[Data records]

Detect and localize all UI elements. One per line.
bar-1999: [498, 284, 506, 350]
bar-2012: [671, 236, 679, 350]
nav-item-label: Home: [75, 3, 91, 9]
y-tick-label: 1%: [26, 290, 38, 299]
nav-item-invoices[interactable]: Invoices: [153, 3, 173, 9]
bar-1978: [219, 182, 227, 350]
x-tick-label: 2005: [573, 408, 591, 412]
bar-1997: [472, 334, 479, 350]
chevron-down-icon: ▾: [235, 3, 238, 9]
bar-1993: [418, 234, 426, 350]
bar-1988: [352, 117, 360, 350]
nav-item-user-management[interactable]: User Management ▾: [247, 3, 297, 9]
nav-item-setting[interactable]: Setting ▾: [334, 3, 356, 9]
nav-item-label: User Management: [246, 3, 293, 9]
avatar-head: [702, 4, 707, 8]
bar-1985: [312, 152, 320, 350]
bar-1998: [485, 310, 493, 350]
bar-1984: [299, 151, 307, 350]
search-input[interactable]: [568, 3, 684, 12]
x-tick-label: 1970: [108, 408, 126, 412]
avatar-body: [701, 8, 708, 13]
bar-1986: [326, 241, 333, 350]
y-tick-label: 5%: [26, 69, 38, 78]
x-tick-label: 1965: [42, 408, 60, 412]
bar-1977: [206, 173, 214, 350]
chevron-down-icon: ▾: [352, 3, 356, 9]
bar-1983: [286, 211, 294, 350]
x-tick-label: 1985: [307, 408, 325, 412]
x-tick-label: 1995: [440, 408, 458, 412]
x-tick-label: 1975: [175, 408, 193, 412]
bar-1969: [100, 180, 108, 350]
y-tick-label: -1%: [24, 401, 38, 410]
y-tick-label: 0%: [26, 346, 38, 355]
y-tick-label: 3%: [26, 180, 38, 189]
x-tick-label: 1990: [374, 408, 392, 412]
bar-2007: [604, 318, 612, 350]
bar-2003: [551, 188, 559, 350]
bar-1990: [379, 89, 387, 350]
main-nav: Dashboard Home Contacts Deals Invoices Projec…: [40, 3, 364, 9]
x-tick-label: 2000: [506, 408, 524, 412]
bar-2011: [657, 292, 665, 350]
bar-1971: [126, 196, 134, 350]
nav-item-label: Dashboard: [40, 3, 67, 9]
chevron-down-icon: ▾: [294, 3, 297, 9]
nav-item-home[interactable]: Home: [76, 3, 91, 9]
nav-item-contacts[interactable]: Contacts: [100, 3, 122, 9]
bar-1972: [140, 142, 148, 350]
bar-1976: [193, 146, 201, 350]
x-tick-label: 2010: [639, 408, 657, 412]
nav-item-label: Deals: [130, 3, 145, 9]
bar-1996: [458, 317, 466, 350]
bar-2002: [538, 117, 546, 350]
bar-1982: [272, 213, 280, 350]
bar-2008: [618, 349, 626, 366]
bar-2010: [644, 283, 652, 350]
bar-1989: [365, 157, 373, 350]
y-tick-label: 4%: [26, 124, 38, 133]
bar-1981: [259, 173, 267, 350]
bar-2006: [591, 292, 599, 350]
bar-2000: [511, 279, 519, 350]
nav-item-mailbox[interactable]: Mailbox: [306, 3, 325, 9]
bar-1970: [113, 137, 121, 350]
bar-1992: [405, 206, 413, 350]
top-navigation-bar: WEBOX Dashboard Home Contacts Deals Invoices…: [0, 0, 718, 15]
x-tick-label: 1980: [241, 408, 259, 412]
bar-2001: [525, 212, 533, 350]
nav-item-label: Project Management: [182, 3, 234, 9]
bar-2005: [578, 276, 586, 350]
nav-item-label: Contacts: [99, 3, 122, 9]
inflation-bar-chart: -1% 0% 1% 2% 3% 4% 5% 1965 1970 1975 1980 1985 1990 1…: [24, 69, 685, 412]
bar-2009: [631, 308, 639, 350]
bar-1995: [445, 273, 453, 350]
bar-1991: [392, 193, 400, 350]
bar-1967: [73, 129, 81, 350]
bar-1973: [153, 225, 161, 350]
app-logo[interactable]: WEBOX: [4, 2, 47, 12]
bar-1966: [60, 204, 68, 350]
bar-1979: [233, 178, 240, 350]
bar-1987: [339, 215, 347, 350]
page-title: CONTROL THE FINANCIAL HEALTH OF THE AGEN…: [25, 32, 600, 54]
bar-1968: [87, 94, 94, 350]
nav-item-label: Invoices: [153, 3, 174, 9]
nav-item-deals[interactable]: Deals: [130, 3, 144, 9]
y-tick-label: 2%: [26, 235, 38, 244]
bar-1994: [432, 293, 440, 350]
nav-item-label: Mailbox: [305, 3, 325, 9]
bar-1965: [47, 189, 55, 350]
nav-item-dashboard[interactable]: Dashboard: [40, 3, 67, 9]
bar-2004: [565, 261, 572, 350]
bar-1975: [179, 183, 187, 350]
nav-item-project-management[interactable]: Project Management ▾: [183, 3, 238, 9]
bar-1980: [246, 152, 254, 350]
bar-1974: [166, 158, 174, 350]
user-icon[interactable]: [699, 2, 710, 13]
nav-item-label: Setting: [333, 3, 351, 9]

*WORK REQUIRED:* Return the lines of all the records above without any changes.

*RESULT FOR THIS EXERCISE:*
Detect and localize all UI elements. One per line.
bar-1999: [498, 284, 506, 350]
bar-2012: [671, 236, 679, 350]
nav-item-label: Home: [75, 3, 91, 9]
y-tick-label: 1%: [26, 290, 38, 299]
nav-item-invoices[interactable]: Invoices: [153, 3, 173, 9]
bar-1978: [219, 182, 227, 350]
x-tick-label: 2005: [573, 408, 591, 412]
bar-1997: [472, 334, 479, 350]
chevron-down-icon: ▾: [235, 3, 238, 9]
bar-1993: [418, 234, 426, 350]
bar-1988: [352, 117, 360, 350]
nav-item-user-management[interactable]: User Management ▾: [247, 3, 297, 9]
nav-item-setting[interactable]: Setting ▾: [334, 3, 356, 9]
nav-item-label: User Management: [246, 3, 293, 9]
avatar-head: [702, 4, 707, 8]
bar-1985: [312, 152, 320, 350]
bar-1998: [485, 310, 493, 350]
bar-1984: [299, 151, 307, 350]
search-input[interactable]: [568, 3, 684, 12]
x-tick-label: 1970: [108, 408, 126, 412]
avatar-body: [701, 8, 708, 13]
bar-1986: [326, 241, 333, 350]
y-tick-label: 5%: [26, 69, 38, 78]
x-tick-label: 1965: [42, 408, 60, 412]
bar-1977: [206, 173, 214, 350]
chevron-down-icon: ▾: [352, 3, 356, 9]
bar-1983: [286, 211, 294, 350]
x-tick-label: 1985: [307, 408, 325, 412]
x-tick-label: 1995: [440, 408, 458, 412]
x-tick-label: 1975: [175, 408, 193, 412]
bar-1969: [100, 180, 108, 350]
y-tick-label: -1%: [24, 401, 38, 410]
y-tick-label: 0%: [26, 346, 38, 355]
y-tick-label: 3%: [26, 180, 38, 189]
x-tick-label: 1990: [374, 408, 392, 412]
bar-2007: [604, 318, 612, 350]
bar-2003: [551, 188, 559, 350]
bar-1990: [379, 89, 387, 350]
main-nav: Dashboard Home Contacts Deals Invoices Projec…: [40, 3, 364, 9]
x-tick-label: 2000: [506, 408, 524, 412]
bar-2011: [657, 292, 665, 350]
bar-1971: [126, 196, 134, 350]
nav-item-label: Dashboard: [40, 3, 67, 9]
chevron-down-icon: ▾: [294, 3, 297, 9]
nav-item-home[interactable]: Home: [76, 3, 91, 9]
nav-item-contacts[interactable]: Contacts: [100, 3, 122, 9]
bar-1972: [140, 142, 148, 350]
bar-1976: [193, 146, 201, 350]
x-tick-label: 2010: [639, 408, 657, 412]
nav-item-label: Deals: [130, 3, 145, 9]
bar-1996: [458, 317, 466, 350]
bar-2002: [538, 117, 546, 350]
bar-1982: [272, 213, 280, 350]
bar-2008: [618, 349, 626, 366]
bar-2010: [644, 283, 652, 350]
bar-1989: [365, 157, 373, 350]
y-tick-label: 4%: [26, 124, 38, 133]
bar-1981: [259, 173, 267, 350]
bar-2006: [591, 292, 599, 350]
bar-2000: [511, 279, 519, 350]
nav-item-mailbox[interactable]: Mailbox: [306, 3, 325, 9]
bar-1970: [113, 137, 121, 350]
bar-1992: [405, 206, 413, 350]
top-navigation-bar: WEBOX Dashboard Home Contacts Deals Invoices…: [0, 0, 718, 15]
x-tick-label: 1980: [241, 408, 259, 412]
bar-2001: [525, 212, 533, 350]
nav-item-label: Project Management: [182, 3, 234, 9]
bar-2005: [578, 276, 586, 350]
nav-item-label: Contacts: [99, 3, 122, 9]
inflation-bar-chart: -1% 0% 1% 2% 3% 4% 5% 1965 1970 1975 1980 1985 1990 1…: [24, 69, 685, 412]
bar-2009: [631, 308, 639, 350]
bar-1995: [445, 273, 453, 350]
bar-1991: [392, 193, 400, 350]
bar-1967: [73, 129, 81, 350]
bar-1973: [153, 225, 161, 350]
app-logo[interactable]: WEBOX: [4, 2, 47, 12]
bar-1966: [60, 204, 68, 350]
bar-1979: [233, 178, 240, 350]
bar-1987: [339, 215, 347, 350]
page-title: CONTROL THE FINANCIAL HEALTH OF THE AGEN…: [25, 32, 600, 54]
bar-1968: [87, 94, 94, 350]
nav-item-label: Invoices: [153, 3, 174, 9]
nav-item-deals[interactable]: Deals: [130, 3, 144, 9]
y-tick-label: 2%: [26, 235, 38, 244]
bar-1994: [432, 293, 440, 350]
nav-item-label: Mailbox: [305, 3, 325, 9]
bar-1965: [47, 189, 55, 350]
nav-item-dashboard[interactable]: Dashboard: [40, 3, 67, 9]
bar-2004: [565, 261, 572, 350]
bar-1975: [179, 183, 187, 350]
nav-item-project-management[interactable]: Project Management ▾: [183, 3, 238, 9]
bar-1980: [246, 152, 254, 350]
bar-1974: [166, 158, 174, 350]
user-icon[interactable]: [699, 2, 710, 13]
nav-item-label: Setting: [333, 3, 351, 9]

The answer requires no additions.